● Entries from a dataset:
— Start —
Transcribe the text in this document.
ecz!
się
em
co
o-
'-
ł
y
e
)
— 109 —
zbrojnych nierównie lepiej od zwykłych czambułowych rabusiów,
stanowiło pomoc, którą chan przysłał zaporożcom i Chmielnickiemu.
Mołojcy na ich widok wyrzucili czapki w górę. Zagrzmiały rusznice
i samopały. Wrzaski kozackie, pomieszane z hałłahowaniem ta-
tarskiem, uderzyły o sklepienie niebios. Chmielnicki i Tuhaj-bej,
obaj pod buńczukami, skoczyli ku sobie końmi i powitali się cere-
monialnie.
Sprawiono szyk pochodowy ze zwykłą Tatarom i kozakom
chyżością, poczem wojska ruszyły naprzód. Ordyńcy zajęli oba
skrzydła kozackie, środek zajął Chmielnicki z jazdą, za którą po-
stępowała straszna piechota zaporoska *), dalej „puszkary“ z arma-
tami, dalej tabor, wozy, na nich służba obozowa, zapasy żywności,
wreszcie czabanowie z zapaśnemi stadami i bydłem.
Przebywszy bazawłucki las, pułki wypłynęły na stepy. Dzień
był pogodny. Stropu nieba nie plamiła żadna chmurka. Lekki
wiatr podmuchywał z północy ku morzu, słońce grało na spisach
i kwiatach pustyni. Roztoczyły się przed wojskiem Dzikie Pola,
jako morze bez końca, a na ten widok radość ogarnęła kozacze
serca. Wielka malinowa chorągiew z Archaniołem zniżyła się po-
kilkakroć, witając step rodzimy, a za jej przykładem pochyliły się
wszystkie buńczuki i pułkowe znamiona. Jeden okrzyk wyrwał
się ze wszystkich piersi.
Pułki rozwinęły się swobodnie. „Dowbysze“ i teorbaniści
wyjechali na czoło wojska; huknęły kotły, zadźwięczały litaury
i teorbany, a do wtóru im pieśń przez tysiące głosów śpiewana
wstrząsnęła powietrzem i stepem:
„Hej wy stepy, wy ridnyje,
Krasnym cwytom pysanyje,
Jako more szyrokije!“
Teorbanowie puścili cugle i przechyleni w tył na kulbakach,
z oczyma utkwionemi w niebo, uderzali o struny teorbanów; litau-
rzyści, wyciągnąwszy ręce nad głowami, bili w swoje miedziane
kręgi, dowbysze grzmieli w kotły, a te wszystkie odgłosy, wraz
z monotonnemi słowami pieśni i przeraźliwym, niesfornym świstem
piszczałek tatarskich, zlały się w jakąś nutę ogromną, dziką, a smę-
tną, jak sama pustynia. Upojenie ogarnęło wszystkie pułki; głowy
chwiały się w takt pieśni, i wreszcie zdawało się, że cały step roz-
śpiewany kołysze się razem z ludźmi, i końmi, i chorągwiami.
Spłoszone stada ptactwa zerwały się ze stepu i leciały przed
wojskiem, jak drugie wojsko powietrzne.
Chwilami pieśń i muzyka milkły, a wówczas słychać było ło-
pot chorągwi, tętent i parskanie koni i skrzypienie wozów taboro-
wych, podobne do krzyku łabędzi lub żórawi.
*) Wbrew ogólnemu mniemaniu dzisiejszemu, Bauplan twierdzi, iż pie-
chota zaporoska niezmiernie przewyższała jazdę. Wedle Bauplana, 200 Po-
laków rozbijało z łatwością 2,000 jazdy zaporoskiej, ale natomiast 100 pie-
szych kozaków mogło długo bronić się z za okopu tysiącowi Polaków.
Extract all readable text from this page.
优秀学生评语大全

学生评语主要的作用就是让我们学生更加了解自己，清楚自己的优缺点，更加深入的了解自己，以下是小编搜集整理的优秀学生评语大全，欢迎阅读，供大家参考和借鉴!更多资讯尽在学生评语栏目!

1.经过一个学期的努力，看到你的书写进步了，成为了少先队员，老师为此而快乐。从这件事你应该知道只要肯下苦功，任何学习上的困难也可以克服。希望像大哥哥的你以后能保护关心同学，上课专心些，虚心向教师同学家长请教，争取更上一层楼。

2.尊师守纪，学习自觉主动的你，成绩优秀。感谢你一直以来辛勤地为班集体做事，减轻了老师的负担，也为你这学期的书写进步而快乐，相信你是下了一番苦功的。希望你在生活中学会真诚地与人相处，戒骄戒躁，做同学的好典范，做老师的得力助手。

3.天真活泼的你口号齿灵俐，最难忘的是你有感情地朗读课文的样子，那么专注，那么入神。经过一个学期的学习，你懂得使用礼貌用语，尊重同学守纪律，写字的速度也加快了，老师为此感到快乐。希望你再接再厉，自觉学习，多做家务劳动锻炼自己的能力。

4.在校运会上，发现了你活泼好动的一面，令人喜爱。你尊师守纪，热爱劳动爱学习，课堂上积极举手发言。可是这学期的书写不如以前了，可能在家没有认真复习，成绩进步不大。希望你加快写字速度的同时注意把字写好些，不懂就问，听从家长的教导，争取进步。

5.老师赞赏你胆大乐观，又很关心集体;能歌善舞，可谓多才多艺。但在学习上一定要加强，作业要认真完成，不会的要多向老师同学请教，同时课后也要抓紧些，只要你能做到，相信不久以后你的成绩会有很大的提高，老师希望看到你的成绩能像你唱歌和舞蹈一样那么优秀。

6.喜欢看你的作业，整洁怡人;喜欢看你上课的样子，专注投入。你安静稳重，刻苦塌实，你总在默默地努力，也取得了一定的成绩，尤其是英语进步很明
— End —
● Short problem: Report all lines of the material that contain the word "którą".

● Output below:
stanowiło pomoc, którą chan przysłał zaporożcom i Chmielnickiemu.
skrzydła kozackie, środek zajął Chmielnicki z jazdą, za którą po-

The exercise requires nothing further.